-- TASK BRIEF --
List every line of the entries that contains the string "وقال", copying each line in full. Matching is case-sensitive.

>> START

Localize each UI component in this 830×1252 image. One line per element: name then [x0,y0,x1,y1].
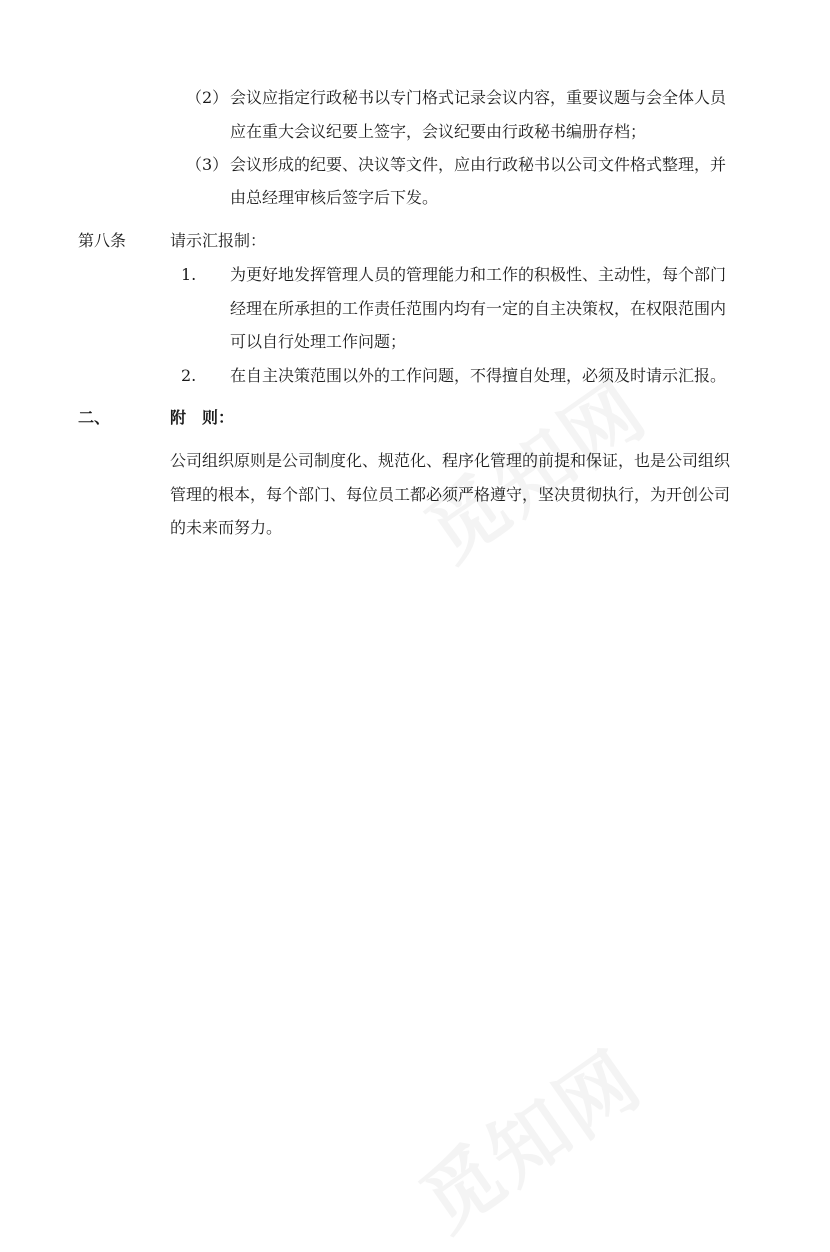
paragraph-line: 公司组织原则是公司制度化、规范化、程序化管理的前提和保证，也是公司组织 [170,451,731,470]
list-number: 1. [181,265,197,284]
paragraph-line: 为更好地发挥管理人员的管理能力和工作的积极性、主动性，每个部门 [230,265,727,284]
paragraph-line: 管理的根本，每个部门、每位员工都必须严格遵守，坚决贯彻执行，为开创公司 [170,485,731,504]
paragraph-line: 由总经理审核后签字后下发。 [230,188,439,207]
list-number: 2. [181,366,197,385]
section-label: 二、 [78,408,111,427]
paragraph-line: 会议应指定行政秘书以专门格式记录会议内容，重要议题与会全体人员 [230,88,727,107]
paragraph-line: 可以自行处理工作问题； [230,332,407,351]
section-title: 附 则： [170,408,235,427]
paragraph-line: 在自主决策范围以外的工作问题，不得擅自处理，必须及时请示汇报。 [230,366,727,385]
paragraph-line: 会议形成的纪要、决议等文件，应由行政秘书以公司文件格式整理，并 [230,155,727,174]
article-label: 第八条 [78,231,127,250]
list-number: （3） [186,155,229,174]
list-number: （2） [186,88,229,107]
watermark [395,1020,661,1252]
paragraph-line: 经理在所承担的工作责任范围内均有一定的自主决策权，在权限范围内 [230,299,727,318]
paragraph-line: 的未来而努力。 [170,518,283,537]
article-title: 请示汇报制： [170,231,267,250]
paragraph-line: 应在重大会议纪要上签字，会议纪要由行政秘书编册存档； [230,122,647,141]
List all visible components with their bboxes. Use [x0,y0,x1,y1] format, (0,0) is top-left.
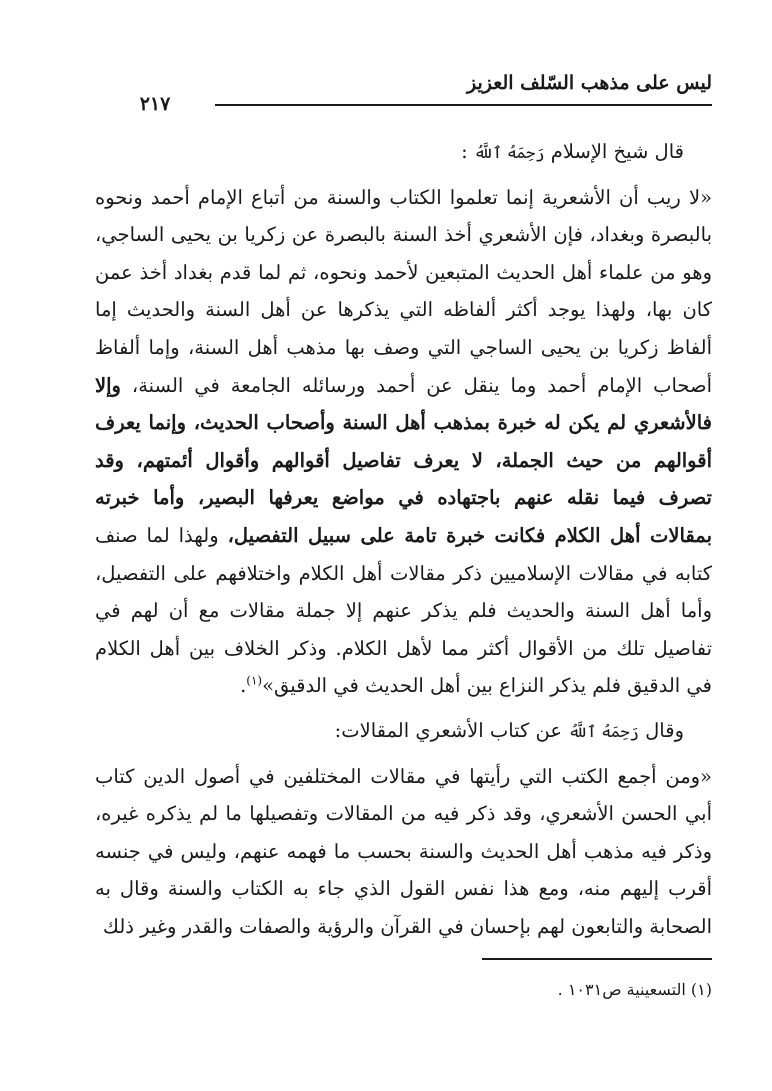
footnote-ref-1[interactable]: (١) [246,673,263,688]
transition-start: وقال [645,718,684,742]
paragraph-transition [95,712,712,751]
page-number-box [95,92,215,116]
intro-colon: : [461,140,474,163]
paragraph-quote-1 [95,179,712,705]
quote-1-tail: ولهذا لما صنف كتابه في مقالات الإسلاميين ذكر مقالات أهل الكلام واختلافهم على التفصيل، وأما أهل السنة والحديث فلم يذكر عنهم إلا جملة مقالات مع أن لهم في تفاصيل تلك من الأقوال أكثر مما لأهل الكلام. وذكر الخلاف بين أهل الكلام في الدقيق فلم يذكر النزاع بين أهل الحديث في الدقيق» [95,523,712,698]
quote-1-end: . [240,674,247,698]
quote-1-text: «لا ريب أن الأشعرية إنما تعلموا الكتاب والسنة من أتباع الإمام أحمد ونحوه بالبصرة وبغداد، فإن الأشعري أخذ السنة بالبصرة عن زكريا بن يحيى الساجي، وهو من علماء أهل الحديث المتبعين لأحمد ونحوه، ثم لما قدم بغداد أخذ عمن كان بها، ولهذا يوجد أكثر ألفاظه التي يذكرها عن أهل السنة والحديث إما ألفاظ زكريا بن يحيى الساجي التي وصف بها مذهب أهل السنة، وإما ألفاظ أصحاب الإمام أحمد وما ينقل عن أحمد ورسائله الجامعة في السنة، [95,185,712,397]
page-header [95,66,712,115]
quote-2-text: «ومن أجمع الكتب التي رأيتها في مقالات المختلفين في أصول الدين كتاب أبي الحسن الأشعري، وقد ذكر فيه من المقالات وتفصيلها ما لم يذكره غيره، وذكر فيه مذهب أهل الحديث والسنة بحسب ما فهمه عنهم، وليس في جنسه أقرب إليهم منه، ومع هذا نفس القول الذي جاء به الكتاب والسنة وقال به الصحابة والتابعون لهم بإحسان في القرآن والرؤية والصفات والقدر وغير ذلك [95,764,712,938]
intro-text: قال شيخ الإسلام [550,140,684,163]
transition-rest: عن كتاب الأشعري المقالات: [334,718,569,742]
page-number: ٢١٧ [139,93,171,115]
quote-1-bold: وإلا فالأشعري لم يكن له خبرة بمذهب أهل السنة وأصحاب الحديث، وإنما يعرف أقوالهم من حيث الجملة، لا يعرف تفاصيل أقوالهم وأقوال أئمتهم، وقد تصرف فيما نقله عنهم باجتهاده في مواضع يعرفها البصير، وأما خبرته بمقالات أهل الكلام فكانت خبرة تامة على سبيل التفصيل، [95,373,712,547]
honorific-phrase-2: رَحِمَهُ ٱللَّهُ [568,721,639,741]
paragraph-intro [95,133,712,172]
paragraph-quote-2 [95,758,712,946]
honorific-phrase: رَحِمَهُ ٱللَّهُ [473,143,545,162]
running-title: ليس على مذهب السّلف العزيز [467,72,712,94]
footnote-1: (١) التسعينية ص١٠٣١ . [557,980,712,999]
main-text [95,133,712,945]
footnote-rule [482,958,712,960]
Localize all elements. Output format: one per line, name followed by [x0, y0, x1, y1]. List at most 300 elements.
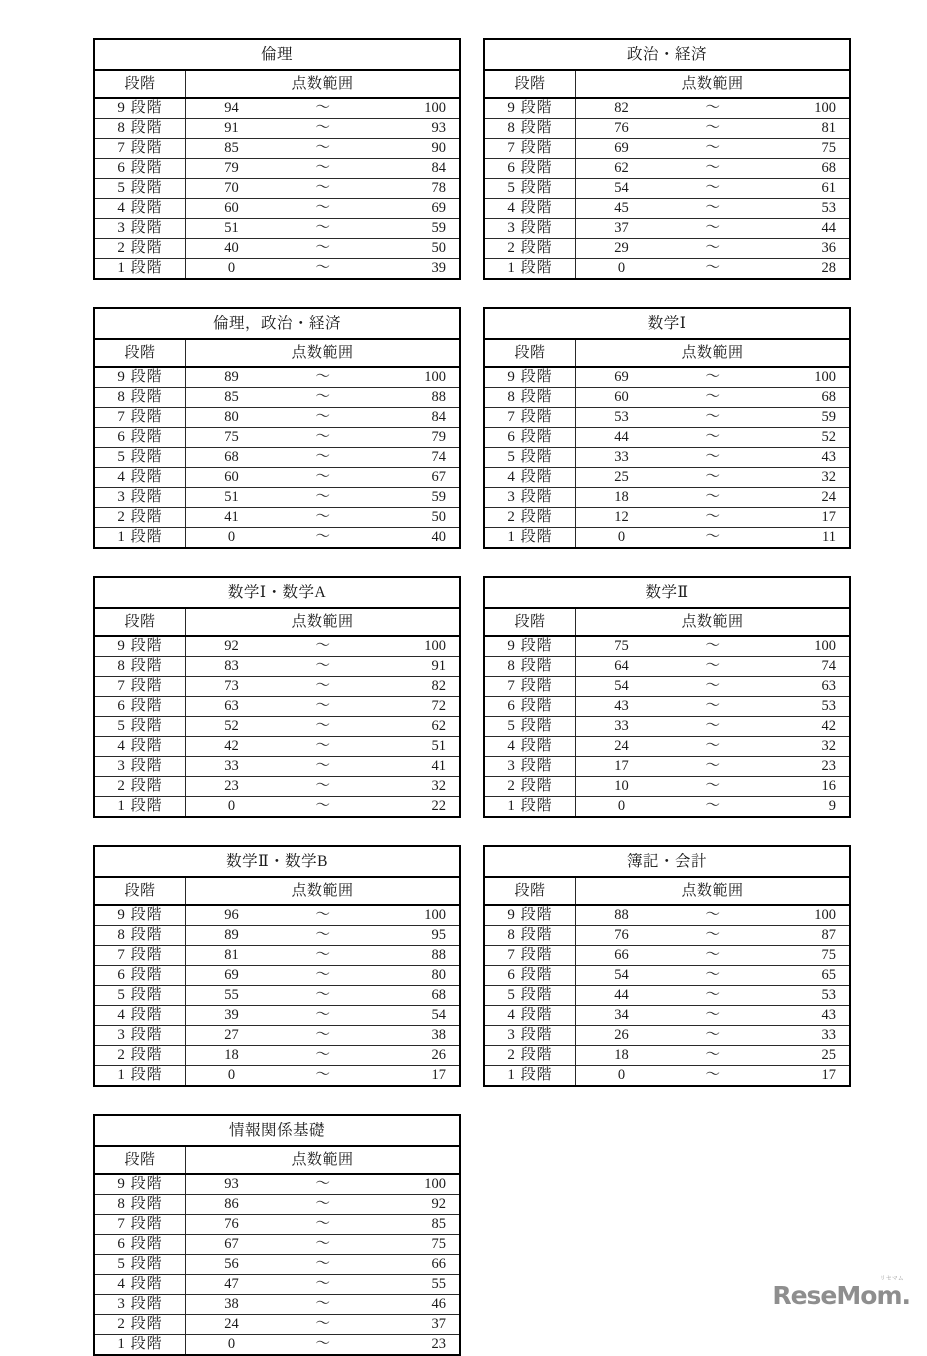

>> END

-- RESPONSE FOR THIS EXERCISE --
transition-start: وقال [645,718,684,742]
quote-2-text: «ومن أجمع الكتب التي رأيتها في مقالات المختلفين في أصول الدين كتاب أبي الحسن الأشعري، وقد ذكر فيه من المقالات وتفصيلها ما لم يذكره غيره، وذكر فيه مذهب أهل الحديث والسنة بحسب ما فهمه عنهم، وليس في جنسه أقرب إليهم منه، ومع هذا نفس القول الذي جاء به الكتاب والسنة وقال به الصحابة والتابعون لهم بإحسان في القرآن والرؤية والصفات والقدر وغير ذلك [95,764,712,938]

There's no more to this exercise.